[A block of data]

——

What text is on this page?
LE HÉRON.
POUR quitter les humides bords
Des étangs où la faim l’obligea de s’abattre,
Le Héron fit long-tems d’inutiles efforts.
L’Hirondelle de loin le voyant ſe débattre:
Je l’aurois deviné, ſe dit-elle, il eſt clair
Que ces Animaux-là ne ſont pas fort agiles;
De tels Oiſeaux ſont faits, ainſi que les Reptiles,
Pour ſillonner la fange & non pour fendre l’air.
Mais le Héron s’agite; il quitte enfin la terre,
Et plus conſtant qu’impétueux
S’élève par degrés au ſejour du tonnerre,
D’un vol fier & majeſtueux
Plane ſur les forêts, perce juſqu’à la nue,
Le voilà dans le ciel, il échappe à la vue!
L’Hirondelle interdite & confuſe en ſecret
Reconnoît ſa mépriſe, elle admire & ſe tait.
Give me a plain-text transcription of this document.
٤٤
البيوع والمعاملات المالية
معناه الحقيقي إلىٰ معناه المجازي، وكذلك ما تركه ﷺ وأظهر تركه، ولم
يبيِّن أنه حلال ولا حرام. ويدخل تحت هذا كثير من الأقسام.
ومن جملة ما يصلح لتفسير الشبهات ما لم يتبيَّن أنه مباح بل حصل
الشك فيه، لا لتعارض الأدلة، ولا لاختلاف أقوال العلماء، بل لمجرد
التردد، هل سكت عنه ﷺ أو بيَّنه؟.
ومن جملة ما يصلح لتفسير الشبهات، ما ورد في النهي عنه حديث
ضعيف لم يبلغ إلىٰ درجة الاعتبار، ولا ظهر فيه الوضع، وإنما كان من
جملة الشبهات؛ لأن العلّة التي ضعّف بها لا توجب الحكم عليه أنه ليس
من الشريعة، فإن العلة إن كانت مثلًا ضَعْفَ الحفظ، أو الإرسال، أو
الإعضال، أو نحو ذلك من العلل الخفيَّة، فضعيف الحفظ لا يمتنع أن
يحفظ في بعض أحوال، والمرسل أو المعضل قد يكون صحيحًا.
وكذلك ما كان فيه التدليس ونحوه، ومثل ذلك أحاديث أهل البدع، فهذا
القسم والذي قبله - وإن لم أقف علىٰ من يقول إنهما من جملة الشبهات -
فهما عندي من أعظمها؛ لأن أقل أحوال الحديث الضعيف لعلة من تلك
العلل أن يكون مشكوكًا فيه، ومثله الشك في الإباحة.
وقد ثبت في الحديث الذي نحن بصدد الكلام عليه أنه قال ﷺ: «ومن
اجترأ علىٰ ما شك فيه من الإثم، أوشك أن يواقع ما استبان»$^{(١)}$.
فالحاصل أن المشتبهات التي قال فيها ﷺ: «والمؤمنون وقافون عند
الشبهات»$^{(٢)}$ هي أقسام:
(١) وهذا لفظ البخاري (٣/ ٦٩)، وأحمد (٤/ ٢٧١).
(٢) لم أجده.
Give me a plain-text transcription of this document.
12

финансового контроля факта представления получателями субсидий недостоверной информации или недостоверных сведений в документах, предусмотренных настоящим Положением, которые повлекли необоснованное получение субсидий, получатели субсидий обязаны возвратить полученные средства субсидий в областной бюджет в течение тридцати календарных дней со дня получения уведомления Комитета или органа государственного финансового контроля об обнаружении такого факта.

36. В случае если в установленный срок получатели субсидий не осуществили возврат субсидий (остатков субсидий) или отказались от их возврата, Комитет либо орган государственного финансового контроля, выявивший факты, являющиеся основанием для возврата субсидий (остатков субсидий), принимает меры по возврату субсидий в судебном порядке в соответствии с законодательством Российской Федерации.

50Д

——

Problem to solve: Send back all of the entries exactly, with nothing missing.

Solved problem:
What text is on this page?
LE HÉRON.
POUR quitter les humides bords
Des étangs où la faim l’obligea de s’abattre,
Le Héron fit long-tems d’inutiles efforts.
L’Hirondelle de loin le voyant ſe débattre:
Je l’aurois deviné, ſe dit-elle, il eſt clair
Que ces Animaux-là ne ſont pas fort agiles;
De tels Oiſeaux ſont faits, ainſi que les Reptiles,
Pour ſillonner la fange & non pour fendre l’air.
Mais le Héron s’agite; il quitte enfin la terre,
Et plus conſtant qu’impétueux
S’élève par degrés au ſejour du tonnerre,
D’un vol fier & majeſtueux
Plane ſur les forêts, perce juſqu’à la nue,
Le voilà dans le ciel, il échappe à la vue!
L’Hirondelle interdite & confuſe en ſecret
Reconnoît ſa mépriſe, elle admire & ſe tait.
Give me a plain-text transcription of this document.
٤٤
البيوع والمعاملات المالية
معناه الحقيقي إلىٰ معناه المجازي، وكذلك ما تركه ﷺ وأظهر تركه، ولم
يبيِّن أنه حلال ولا حرام. ويدخل تحت هذا كثير من الأقسام.
ومن جملة ما يصلح لتفسير الشبهات ما لم يتبيَّن أنه مباح بل حصل
الشك فيه، لا لتعارض الأدلة، ولا لاختلاف أقوال العلماء، بل لمجرد
التردد، هل سكت عنه ﷺ أو بيَّنه؟.
ومن جملة ما يصلح لتفسير الشبهات، ما ورد في النهي عنه حديث
ضعيف لم يبلغ إلىٰ درجة الاعتبار، ولا ظهر فيه الوضع، وإنما كان من
جملة الشبهات؛ لأن العلّة التي ضعّف بها لا توجب الحكم عليه أنه ليس
من الشريعة، فإن العلة إن كانت مثلًا ضَعْفَ الحفظ، أو الإرسال، أو
الإعضال، أو نحو ذلك من العلل الخفيَّة، فضعيف الحفظ لا يمتنع أن
يحفظ في بعض أحوال، والمرسل أو المعضل قد يكون صحيحًا.
وكذلك ما كان فيه التدليس ونحوه، ومثل ذلك أحاديث أهل البدع، فهذا
القسم والذي قبله - وإن لم أقف علىٰ من يقول إنهما من جملة الشبهات -
فهما عندي من أعظمها؛ لأن أقل أحوال الحديث الضعيف لعلة من تلك
العلل أن يكون مشكوكًا فيه، ومثله الشك في الإباحة.
وقد ثبت في الحديث الذي نحن بصدد الكلام عليه أنه قال ﷺ: «ومن
اجترأ علىٰ ما شك فيه من الإثم، أوشك أن يواقع ما استبان»$^{(١)}$.
فالحاصل أن المشتبهات التي قال فيها ﷺ: «والمؤمنون وقافون عند
الشبهات»$^{(٢)}$ هي أقسام:
(١) وهذا لفظ البخاري (٣/ ٦٩)، وأحمد (٤/ ٢٧١).
(٢) لم أجده.
Give me a plain-text transcription of this document.
12

финансового контроля факта представления получателями субсидий недостоверной информации или недостоверных сведений в документах, предусмотренных настоящим Положением, которые повлекли необоснованное получение субсидий, получатели субсидий обязаны возвратить полученные средства субсидий в областной бюджет в течение тридцати календарных дней со дня получения уведомления Комитета или органа государственного финансового контроля об обнаружении такого факта.

36. В случае если в установленный срок получатели субсидий не осуществили возврат субсидий (остатков субсидий) или отказались от их возврата, Комитет либо орган государственного финансового контроля, выявивший факты, являющиеся основанием для возврата субсидий (остатков субсидий), принимает меры по возврату субсидий в судебном порядке в соответствии с законодательством Российской Федерации.

50Д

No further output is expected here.